____ EXERCISE MATERIALS
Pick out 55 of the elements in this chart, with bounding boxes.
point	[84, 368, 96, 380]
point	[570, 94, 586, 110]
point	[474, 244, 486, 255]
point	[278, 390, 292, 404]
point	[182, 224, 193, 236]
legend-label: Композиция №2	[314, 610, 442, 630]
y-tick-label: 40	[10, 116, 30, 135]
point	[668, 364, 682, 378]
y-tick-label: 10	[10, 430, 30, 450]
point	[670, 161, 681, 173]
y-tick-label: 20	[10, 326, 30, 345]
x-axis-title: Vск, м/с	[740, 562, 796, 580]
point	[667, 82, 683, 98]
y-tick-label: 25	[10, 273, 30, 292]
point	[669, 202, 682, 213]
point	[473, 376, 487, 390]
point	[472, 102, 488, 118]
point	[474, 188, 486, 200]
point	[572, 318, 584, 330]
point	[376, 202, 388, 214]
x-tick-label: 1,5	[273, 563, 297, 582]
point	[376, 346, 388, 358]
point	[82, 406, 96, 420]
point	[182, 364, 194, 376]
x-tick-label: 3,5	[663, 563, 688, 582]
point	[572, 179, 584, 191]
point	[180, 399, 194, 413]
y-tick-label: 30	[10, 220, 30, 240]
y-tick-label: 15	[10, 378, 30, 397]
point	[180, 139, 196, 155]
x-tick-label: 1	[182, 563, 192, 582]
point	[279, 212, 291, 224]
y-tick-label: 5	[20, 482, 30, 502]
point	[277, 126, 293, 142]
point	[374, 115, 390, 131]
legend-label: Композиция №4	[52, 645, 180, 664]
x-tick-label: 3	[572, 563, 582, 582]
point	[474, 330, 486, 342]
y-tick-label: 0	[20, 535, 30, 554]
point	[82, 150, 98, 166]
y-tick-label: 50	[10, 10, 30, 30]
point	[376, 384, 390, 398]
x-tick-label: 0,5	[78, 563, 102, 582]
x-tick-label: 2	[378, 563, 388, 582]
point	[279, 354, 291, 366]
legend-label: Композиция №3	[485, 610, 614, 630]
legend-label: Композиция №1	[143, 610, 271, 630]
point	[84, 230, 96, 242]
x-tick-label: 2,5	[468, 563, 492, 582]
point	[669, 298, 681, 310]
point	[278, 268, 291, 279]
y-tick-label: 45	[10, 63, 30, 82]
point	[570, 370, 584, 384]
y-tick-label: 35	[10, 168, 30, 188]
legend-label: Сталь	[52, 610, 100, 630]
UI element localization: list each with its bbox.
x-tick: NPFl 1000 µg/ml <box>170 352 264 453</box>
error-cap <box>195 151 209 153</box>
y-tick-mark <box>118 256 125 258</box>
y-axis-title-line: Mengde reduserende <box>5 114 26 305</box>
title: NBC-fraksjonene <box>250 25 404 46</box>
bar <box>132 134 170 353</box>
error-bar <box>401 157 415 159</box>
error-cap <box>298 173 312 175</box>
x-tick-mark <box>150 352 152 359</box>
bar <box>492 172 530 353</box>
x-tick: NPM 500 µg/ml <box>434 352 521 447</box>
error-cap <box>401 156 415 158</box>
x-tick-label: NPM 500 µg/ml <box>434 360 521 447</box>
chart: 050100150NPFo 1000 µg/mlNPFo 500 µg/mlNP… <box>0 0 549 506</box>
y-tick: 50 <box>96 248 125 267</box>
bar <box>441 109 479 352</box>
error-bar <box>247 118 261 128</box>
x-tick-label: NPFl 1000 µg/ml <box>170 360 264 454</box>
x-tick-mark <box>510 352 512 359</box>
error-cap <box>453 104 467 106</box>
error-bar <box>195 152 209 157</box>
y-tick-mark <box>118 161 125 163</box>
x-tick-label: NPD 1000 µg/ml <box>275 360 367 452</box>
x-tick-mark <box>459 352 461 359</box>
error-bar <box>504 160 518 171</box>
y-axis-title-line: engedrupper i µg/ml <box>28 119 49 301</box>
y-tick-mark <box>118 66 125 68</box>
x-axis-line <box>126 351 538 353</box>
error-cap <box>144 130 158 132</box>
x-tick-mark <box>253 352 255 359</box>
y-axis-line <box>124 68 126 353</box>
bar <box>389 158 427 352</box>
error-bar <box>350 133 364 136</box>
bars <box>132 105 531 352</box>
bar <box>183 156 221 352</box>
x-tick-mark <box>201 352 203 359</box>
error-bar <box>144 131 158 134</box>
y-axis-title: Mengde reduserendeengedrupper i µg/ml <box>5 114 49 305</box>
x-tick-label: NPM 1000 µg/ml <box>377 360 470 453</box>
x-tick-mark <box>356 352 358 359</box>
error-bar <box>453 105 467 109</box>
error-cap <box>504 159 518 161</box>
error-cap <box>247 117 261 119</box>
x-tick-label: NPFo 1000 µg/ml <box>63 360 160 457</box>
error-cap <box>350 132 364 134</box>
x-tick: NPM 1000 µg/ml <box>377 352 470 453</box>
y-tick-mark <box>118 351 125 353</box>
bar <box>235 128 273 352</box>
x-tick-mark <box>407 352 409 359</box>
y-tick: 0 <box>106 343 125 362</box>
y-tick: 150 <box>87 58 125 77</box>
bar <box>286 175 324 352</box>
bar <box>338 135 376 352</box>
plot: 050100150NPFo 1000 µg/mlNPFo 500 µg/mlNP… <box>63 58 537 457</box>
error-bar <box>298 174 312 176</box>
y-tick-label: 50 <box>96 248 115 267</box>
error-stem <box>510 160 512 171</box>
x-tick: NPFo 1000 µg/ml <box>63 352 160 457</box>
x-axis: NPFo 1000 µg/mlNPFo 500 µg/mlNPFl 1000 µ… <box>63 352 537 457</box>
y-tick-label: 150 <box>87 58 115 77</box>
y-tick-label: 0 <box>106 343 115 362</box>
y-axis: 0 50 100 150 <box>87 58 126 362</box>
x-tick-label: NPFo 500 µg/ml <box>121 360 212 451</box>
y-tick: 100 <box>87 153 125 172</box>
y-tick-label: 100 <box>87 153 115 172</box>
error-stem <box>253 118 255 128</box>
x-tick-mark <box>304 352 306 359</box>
________
EXERCISE OBJECTIVE - Lay out the lines of the listing as a numbered list, from its first line up to and including the line with "126, 293, 142]", leaving out any blank lines.

ANSWER BELOW -
1. Pick out 55 of the elements in this chart, with bounding boxes.
2. point	[84, 368, 96, 380]
3. point	[570, 94, 586, 110]
4. point	[474, 244, 486, 255]
5. point	[278, 390, 292, 404]
6. point	[182, 224, 193, 236]
7. legend-label: Композиция №2	[314, 610, 442, 630]
8. y-tick-label: 40	[10, 116, 30, 135]
9. point	[668, 364, 682, 378]
10. y-tick-label: 10	[10, 430, 30, 450]
11. point	[670, 161, 681, 173]
12. y-tick-label: 20	[10, 326, 30, 345]
13. x-axis-title: Vск, м/с	[740, 562, 796, 580]
14. point	[667, 82, 683, 98]
15. y-tick-label: 25	[10, 273, 30, 292]
16. point	[669, 202, 682, 213]
17. point	[473, 376, 487, 390]
18. point	[472, 102, 488, 118]
19. point	[474, 188, 486, 200]
20. point	[572, 318, 584, 330]
21. point	[376, 202, 388, 214]
22. x-tick-label: 1,5	[273, 563, 297, 582]
23. point	[376, 346, 388, 358]
24. point	[82, 406, 96, 420]
25. point	[182, 364, 194, 376]
26. x-tick-label: 3,5	[663, 563, 688, 582]
27. point	[572, 179, 584, 191]
28. point	[180, 399, 194, 413]
29. y-tick-label: 30	[10, 220, 30, 240]
30. y-tick-label: 15	[10, 378, 30, 397]
31. point	[180, 139, 196, 155]
32. x-tick-label: 1	[182, 563, 192, 582]
33. point	[279, 212, 291, 224]
34. y-tick-label: 5	[20, 482, 30, 502]
35. point	[277, 126, 293, 142]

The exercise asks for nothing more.